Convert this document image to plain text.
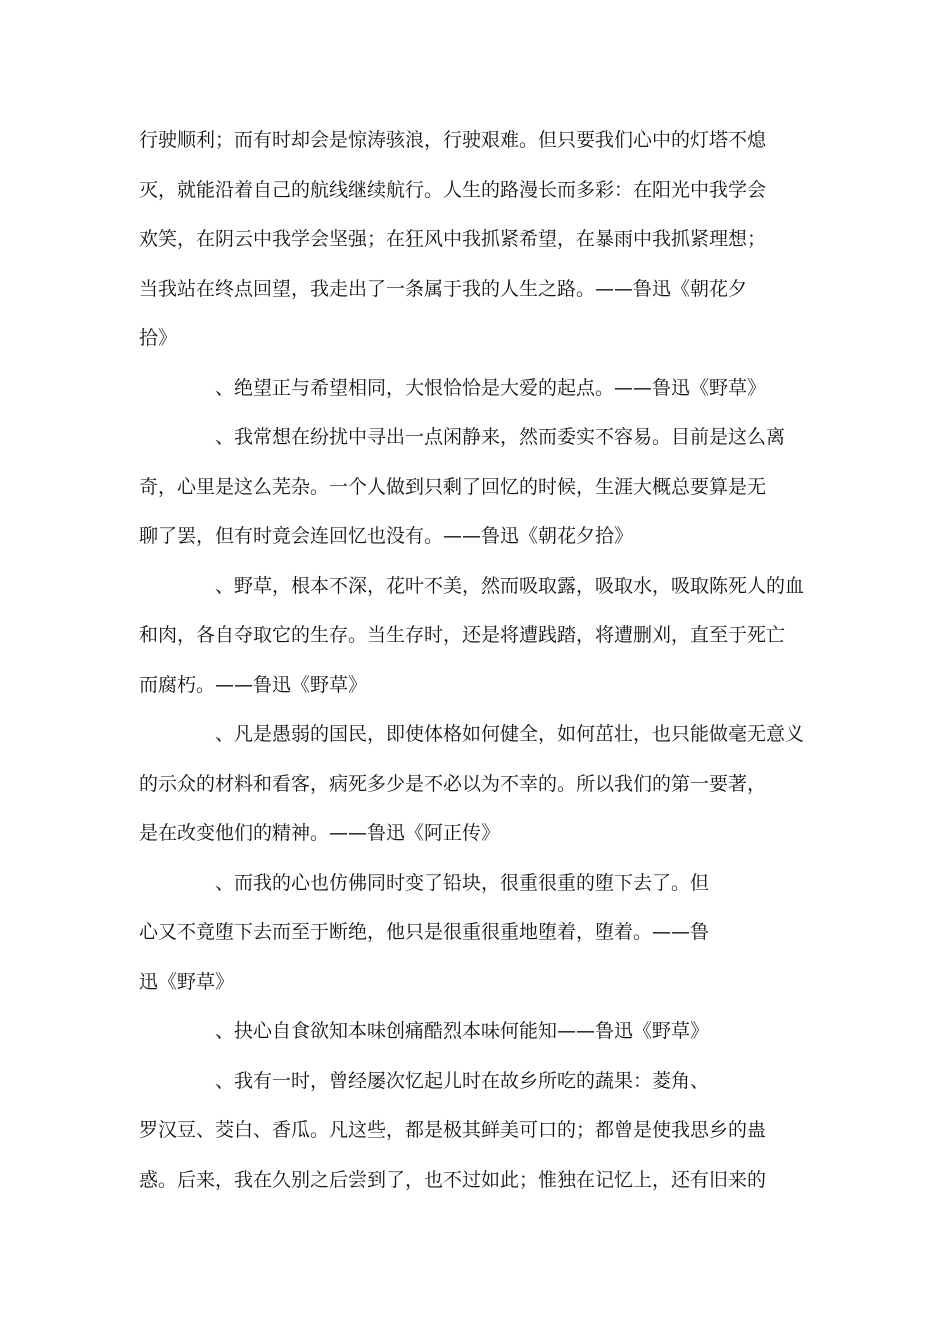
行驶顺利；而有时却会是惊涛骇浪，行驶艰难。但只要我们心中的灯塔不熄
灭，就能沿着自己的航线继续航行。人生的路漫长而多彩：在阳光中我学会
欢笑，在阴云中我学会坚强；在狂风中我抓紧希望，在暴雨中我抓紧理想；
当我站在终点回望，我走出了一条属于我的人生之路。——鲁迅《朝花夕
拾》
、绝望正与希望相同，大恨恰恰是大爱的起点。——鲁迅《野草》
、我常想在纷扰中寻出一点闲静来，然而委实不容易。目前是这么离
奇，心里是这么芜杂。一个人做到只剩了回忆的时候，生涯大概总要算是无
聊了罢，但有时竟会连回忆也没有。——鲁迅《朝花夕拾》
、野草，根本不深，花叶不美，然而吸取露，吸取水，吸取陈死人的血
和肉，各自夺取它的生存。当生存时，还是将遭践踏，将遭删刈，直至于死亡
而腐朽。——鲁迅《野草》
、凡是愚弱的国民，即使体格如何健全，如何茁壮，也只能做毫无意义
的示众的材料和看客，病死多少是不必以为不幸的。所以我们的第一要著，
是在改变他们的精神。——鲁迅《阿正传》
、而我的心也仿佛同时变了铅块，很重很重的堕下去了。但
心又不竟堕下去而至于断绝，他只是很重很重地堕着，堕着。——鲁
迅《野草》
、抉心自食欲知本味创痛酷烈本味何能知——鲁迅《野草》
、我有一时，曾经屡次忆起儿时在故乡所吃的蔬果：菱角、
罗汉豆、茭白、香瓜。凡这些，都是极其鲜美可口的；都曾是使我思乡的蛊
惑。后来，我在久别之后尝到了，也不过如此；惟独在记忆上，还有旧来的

* * * *

### Task requirements
Reproduce all of the entries word for word, skipping any pictures they hold.

### Written response
Convert this document image to plain text.
行驶顺利；而有时却会是惊涛骇浪，行驶艰难。但只要我们心中的灯塔不熄
灭，就能沿着自己的航线继续航行。人生的路漫长而多彩：在阳光中我学会
欢笑，在阴云中我学会坚强；在狂风中我抓紧希望，在暴雨中我抓紧理想；
当我站在终点回望，我走出了一条属于我的人生之路。——鲁迅《朝花夕
拾》
、绝望正与希望相同，大恨恰恰是大爱的起点。——鲁迅《野草》
、我常想在纷扰中寻出一点闲静来，然而委实不容易。目前是这么离
奇，心里是这么芜杂。一个人做到只剩了回忆的时候，生涯大概总要算是无
聊了罢，但有时竟会连回忆也没有。——鲁迅《朝花夕拾》
、野草，根本不深，花叶不美，然而吸取露，吸取水，吸取陈死人的血
和肉，各自夺取它的生存。当生存时，还是将遭践踏，将遭删刈，直至于死亡
而腐朽。——鲁迅《野草》
、凡是愚弱的国民，即使体格如何健全，如何茁壮，也只能做毫无意义
的示众的材料和看客，病死多少是不必以为不幸的。所以我们的第一要著，
是在改变他们的精神。——鲁迅《阿正传》
、而我的心也仿佛同时变了铅块，很重很重的堕下去了。但
心又不竟堕下去而至于断绝，他只是很重很重地堕着，堕着。——鲁
迅《野草》
、抉心自食欲知本味创痛酷烈本味何能知——鲁迅《野草》
、我有一时，曾经屡次忆起儿时在故乡所吃的蔬果：菱角、
罗汉豆、茭白、香瓜。凡这些，都是极其鲜美可口的；都曾是使我思乡的蛊
惑。后来，我在久别之后尝到了，也不过如此；惟独在记忆上，还有旧来的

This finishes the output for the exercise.